======== EXTRACTED INFORMATION

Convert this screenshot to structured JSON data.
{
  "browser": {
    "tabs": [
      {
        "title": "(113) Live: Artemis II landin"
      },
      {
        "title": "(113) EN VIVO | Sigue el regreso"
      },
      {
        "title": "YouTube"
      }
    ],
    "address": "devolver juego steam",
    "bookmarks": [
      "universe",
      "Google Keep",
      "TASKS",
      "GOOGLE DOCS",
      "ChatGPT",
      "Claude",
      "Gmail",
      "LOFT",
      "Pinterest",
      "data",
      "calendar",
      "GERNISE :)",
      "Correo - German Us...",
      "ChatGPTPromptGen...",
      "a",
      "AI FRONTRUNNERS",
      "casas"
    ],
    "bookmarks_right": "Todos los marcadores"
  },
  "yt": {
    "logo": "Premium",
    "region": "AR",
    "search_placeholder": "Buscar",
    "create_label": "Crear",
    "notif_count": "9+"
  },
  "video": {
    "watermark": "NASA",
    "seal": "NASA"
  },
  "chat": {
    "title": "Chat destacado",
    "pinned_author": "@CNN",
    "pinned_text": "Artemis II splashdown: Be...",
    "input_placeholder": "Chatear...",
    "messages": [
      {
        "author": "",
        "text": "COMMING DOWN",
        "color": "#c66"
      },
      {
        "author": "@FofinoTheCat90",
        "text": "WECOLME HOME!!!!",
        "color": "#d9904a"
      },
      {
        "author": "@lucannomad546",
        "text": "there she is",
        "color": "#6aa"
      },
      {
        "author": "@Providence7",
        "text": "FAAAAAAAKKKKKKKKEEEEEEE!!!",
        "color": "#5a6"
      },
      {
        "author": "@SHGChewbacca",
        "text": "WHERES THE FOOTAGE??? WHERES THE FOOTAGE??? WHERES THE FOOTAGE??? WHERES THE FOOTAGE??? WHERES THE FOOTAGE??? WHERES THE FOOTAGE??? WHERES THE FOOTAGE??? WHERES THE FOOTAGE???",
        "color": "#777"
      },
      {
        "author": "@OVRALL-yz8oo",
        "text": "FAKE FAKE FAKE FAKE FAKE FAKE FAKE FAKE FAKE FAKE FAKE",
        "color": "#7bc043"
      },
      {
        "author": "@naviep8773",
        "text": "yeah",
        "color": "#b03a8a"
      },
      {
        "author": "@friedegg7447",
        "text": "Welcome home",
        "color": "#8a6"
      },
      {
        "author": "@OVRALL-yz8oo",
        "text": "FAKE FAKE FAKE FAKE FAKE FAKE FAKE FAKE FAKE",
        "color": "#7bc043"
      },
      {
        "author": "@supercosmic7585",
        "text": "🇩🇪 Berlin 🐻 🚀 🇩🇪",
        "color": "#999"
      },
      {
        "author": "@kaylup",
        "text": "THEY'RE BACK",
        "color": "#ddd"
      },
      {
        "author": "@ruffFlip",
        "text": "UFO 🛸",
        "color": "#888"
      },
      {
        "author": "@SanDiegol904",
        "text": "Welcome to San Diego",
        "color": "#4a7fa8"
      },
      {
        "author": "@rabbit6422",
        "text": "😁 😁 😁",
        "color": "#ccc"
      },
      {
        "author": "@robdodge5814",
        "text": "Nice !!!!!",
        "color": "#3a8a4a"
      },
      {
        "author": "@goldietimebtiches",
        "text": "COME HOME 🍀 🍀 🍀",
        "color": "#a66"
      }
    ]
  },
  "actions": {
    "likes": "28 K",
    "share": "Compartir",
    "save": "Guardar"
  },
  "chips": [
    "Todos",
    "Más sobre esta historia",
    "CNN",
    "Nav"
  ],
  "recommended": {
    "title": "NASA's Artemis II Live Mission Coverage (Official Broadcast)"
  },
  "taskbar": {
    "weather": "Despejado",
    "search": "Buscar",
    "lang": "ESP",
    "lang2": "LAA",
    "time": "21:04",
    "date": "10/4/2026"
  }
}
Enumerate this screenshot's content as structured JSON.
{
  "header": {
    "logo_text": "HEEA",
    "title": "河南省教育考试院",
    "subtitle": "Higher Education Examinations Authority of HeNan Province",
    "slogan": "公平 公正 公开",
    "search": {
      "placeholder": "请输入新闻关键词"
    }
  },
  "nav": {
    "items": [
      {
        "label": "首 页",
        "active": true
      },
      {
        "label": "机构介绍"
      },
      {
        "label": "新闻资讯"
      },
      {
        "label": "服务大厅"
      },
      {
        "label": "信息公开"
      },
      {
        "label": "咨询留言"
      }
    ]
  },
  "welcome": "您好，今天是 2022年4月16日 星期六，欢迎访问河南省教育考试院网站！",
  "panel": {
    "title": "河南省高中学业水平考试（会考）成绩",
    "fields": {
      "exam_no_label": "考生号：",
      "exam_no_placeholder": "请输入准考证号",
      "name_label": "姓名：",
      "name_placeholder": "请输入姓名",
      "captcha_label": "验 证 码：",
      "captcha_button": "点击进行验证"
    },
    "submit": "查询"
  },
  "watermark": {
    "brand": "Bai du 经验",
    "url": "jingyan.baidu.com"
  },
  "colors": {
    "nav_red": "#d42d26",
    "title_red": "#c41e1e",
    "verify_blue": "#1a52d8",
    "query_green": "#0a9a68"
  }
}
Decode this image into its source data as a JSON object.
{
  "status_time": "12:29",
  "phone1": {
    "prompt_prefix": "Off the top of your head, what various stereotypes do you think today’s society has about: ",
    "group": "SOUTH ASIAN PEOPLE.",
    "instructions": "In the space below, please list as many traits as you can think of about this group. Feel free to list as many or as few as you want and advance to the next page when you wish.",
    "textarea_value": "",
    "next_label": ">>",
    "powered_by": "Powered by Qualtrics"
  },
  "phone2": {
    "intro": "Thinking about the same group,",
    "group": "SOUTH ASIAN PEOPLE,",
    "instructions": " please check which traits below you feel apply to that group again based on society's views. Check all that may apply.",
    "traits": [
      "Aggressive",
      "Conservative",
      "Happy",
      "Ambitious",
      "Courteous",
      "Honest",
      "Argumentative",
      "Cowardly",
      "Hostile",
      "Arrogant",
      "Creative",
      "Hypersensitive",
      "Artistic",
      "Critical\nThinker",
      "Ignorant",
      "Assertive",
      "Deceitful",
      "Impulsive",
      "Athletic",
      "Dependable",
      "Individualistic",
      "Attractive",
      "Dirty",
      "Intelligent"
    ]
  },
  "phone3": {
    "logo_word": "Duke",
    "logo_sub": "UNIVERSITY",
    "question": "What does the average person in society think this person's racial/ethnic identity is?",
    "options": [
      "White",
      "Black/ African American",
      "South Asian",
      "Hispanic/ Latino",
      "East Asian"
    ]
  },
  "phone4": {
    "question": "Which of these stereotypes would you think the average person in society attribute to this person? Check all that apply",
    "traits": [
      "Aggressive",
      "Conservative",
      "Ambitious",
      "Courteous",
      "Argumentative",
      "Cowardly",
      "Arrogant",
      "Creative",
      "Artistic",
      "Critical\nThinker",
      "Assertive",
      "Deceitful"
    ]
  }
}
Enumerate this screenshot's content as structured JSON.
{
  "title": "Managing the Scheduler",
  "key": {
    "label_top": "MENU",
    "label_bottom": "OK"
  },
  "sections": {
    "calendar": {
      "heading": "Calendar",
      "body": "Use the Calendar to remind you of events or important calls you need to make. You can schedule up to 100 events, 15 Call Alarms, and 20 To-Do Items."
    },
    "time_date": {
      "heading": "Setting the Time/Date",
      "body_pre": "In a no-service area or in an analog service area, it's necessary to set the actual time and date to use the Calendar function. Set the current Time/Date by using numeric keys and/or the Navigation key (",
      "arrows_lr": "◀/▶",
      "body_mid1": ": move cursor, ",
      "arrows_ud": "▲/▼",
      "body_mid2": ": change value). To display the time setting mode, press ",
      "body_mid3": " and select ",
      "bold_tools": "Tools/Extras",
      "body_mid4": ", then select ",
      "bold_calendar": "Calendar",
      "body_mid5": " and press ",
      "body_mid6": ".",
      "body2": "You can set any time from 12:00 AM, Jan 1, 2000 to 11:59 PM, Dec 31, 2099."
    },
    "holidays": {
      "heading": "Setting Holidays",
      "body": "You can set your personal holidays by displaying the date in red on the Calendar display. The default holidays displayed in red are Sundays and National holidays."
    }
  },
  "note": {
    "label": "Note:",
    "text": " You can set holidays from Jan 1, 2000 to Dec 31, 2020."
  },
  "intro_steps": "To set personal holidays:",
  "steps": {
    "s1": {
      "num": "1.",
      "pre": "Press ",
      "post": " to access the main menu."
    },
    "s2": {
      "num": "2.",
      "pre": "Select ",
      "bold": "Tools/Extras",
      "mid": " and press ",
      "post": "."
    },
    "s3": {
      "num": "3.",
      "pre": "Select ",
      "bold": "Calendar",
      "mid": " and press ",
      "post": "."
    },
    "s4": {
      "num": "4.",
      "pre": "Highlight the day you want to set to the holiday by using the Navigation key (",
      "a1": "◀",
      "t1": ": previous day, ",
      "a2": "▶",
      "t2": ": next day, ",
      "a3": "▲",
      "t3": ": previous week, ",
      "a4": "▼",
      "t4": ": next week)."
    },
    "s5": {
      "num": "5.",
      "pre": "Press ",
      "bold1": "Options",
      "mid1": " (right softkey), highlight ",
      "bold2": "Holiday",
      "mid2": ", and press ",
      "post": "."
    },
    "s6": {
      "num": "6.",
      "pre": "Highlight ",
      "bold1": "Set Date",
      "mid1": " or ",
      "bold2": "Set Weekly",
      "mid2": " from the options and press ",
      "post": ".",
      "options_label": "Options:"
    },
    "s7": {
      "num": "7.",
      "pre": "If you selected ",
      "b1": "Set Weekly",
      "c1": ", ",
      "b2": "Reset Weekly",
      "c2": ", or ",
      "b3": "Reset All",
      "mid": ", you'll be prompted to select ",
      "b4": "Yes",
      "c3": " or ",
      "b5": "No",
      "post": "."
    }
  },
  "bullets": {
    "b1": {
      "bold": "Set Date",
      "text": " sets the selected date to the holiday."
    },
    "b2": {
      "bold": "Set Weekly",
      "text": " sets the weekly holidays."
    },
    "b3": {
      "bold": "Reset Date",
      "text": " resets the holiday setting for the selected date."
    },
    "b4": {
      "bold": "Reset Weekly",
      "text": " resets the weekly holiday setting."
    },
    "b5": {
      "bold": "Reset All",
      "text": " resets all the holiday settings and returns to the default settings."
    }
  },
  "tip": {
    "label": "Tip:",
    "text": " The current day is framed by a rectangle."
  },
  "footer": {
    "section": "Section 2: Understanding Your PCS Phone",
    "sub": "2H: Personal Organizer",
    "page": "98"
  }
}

================

(INSTRUCTIONS TO FOLLOW) Copy each line of the records that contains the word "question".

(THE RESULT)
    "question": "What does the average person in society think this person's racial/ethnic identity is?",
    "question": "Which of these stereotypes would you think the average person in society attribute to this person? Check all that apply",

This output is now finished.